> **Instructions to follow**:
Repeat the data that follows, word for word, without the images.

> **Supplied data**:
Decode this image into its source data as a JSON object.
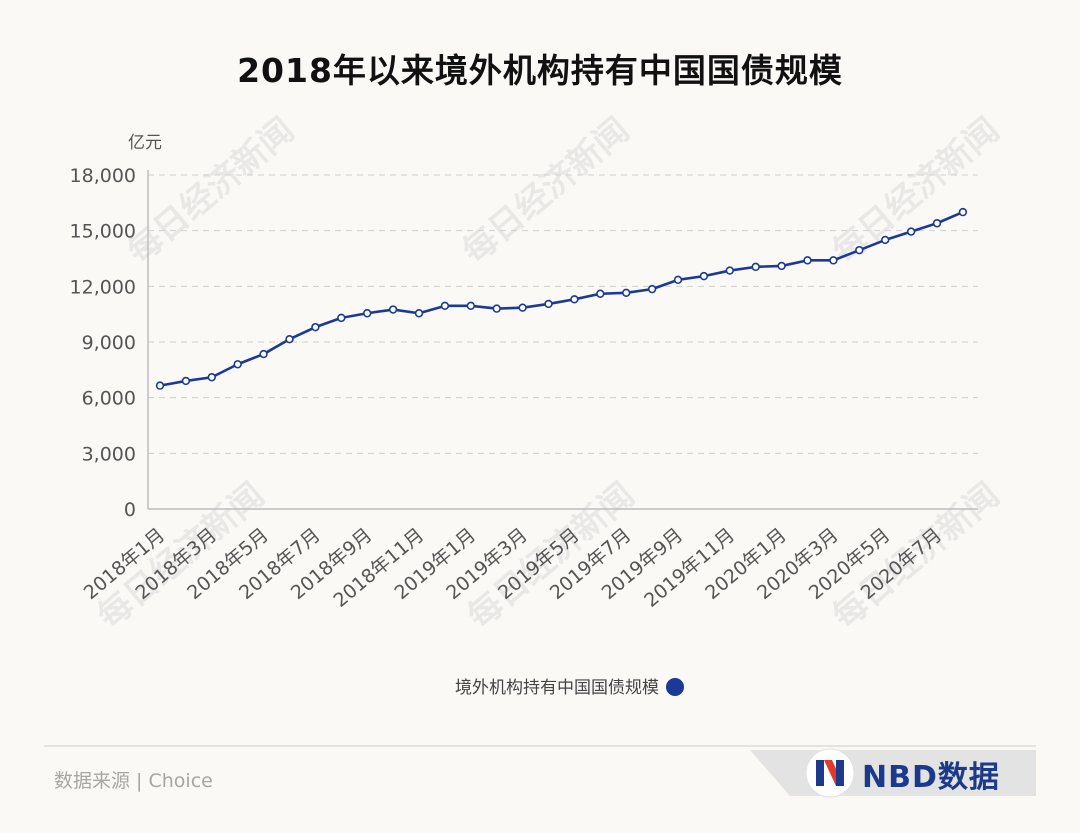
{
  "title": "2018年以来境外机构持有中国国债规模",
  "unit": "亿元",
  "legend": "境外机构持有中国国债规模",
  "source": "数据来源 | Choice",
  "brand": "NBD数据",
  "colors": {
    "line": "#1a3a96",
    "marker_fill": "#ffffff",
    "grid": "#cfcfcf",
    "legend_dot": "#1a3a96",
    "title": "#111111"
  },
  "chart_data": {
    "type": "line",
    "title": "2018年以来境外机构持有中国国债规模",
    "ylabel": "亿元",
    "ylim": [
      0,
      18000
    ],
    "yticks": [
      "0",
      "3,000",
      "6,000",
      "9,000",
      "12,000",
      "15,000",
      "18,000"
    ],
    "ytick_values": [
      0,
      3000,
      6000,
      9000,
      12000,
      15000,
      18000
    ],
    "grid": true,
    "legend_position": "bottom-center",
    "x": [
      "2018年1月",
      "2018年2月",
      "2018年3月",
      "2018年4月",
      "2018年5月",
      "2018年6月",
      "2018年7月",
      "2018年8月",
      "2018年9月",
      "2018年10月",
      "2018年11月",
      "2018年12月",
      "2019年1月",
      "2019年2月",
      "2019年3月",
      "2019年4月",
      "2019年5月",
      "2019年6月",
      "2019年7月",
      "2019年8月",
      "2019年9月",
      "2019年10月",
      "2019年11月",
      "2019年12月",
      "2020年1月",
      "2020年2月",
      "2020年3月",
      "2020年4月",
      "2020年5月",
      "2020年6月",
      "2020年7月",
      "2020年8月"
    ],
    "xtick_labels": [
      "2018年1月",
      "2018年3月",
      "2018年5月",
      "2018年7月",
      "2018年9月",
      "2018年11月",
      "2019年1月",
      "2019年3月",
      "2019年5月",
      "2019年7月",
      "2019年9月",
      "2019年11月",
      "2020年1月",
      "2020年3月",
      "2020年5月",
      "2020年7月"
    ],
    "series": [
      {
        "name": "境外机构持有中国国债规模",
        "values": [
          6650,
          6900,
          7100,
          7800,
          8350,
          9150,
          9800,
          10300,
          10550,
          10750,
          10550,
          10950,
          10950,
          10800,
          10850,
          11050,
          11300,
          11600,
          11650,
          11850,
          12350,
          12550,
          12850,
          13050,
          13100,
          13400,
          13400,
          13950,
          14500,
          14950,
          15400,
          16000
        ]
      }
    ]
  }
}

> **Response below**:
Decode this image into its source data as a JSON object.
{
  "title": "2018年以来境外机构持有中国国债规模",
  "unit": "亿元",
  "legend": "境外机构持有中国国债规模",
  "source": "数据来源 | Choice",
  "brand": "NBD数据",
  "colors": {
    "line": "#1a3a96",
    "marker_fill": "#ffffff",
    "grid": "#cfcfcf",
    "legend_dot": "#1a3a96",
    "title": "#111111"
  },
  "chart_data": {
    "type": "line",
    "title": "2018年以来境外机构持有中国国债规模",
    "ylabel": "亿元",
    "ylim": [
      0,
      18000
    ],
    "yticks": [
      "0",
      "3,000",
      "6,000",
      "9,000",
      "12,000",
      "15,000",
      "18,000"
    ],
    "ytick_values": [
      0,
      3000,
      6000,
      9000,
      12000,
      15000,
      18000
    ],
    "grid": true,
    "legend_position": "bottom-center",
    "x": [
      "2018年1月",
      "2018年2月",
      "2018年3月",
      "2018年4月",
      "2018年5月",
      "2018年6月",
      "2018年7月",
      "2018年8月",
      "2018年9月",
      "2018年10月",
      "2018年11月",
      "2018年12月",
      "2019年1月",
      "2019年2月",
      "2019年3月",
      "2019年4月",
      "2019年5月",
      "2019年6月",
      "2019年7月",
      "2019年8月",
      "2019年9月",
      "2019年10月",
      "2019年11月",
      "2019年12月",
      "2020年1月",
      "2020年2月",
      "2020年3月",
      "2020年4月",
      "2020年5月",
      "2020年6月",
      "2020年7月",
      "2020年8月"
    ],
    "xtick_labels": [
      "2018年1月",
      "2018年3月",
      "2018年5月",
      "2018年7月",
      "2018年9月",
      "2018年11月",
      "2019年1月",
      "2019年3月",
      "2019年5月",
      "2019年7月",
      "2019年9月",
      "2019年11月",
      "2020年1月",
      "2020年3月",
      "2020年5月",
      "2020年7月"
    ],
    "series": [
      {
        "name": "境外机构持有中国国债规模",
        "values": [
          6650,
          6900,
          7100,
          7800,
          8350,
          9150,
          9800,
          10300,
          10550,
          10750,
          10550,
          10950,
          10950,
          10800,
          10850,
          11050,
          11300,
          11600,
          11650,
          11850,
          12350,
          12550,
          12850,
          13050,
          13100,
          13400,
          13400,
          13950,
          14500,
          14950,
          15400,
          16000
        ]
      }
    ]
  }
}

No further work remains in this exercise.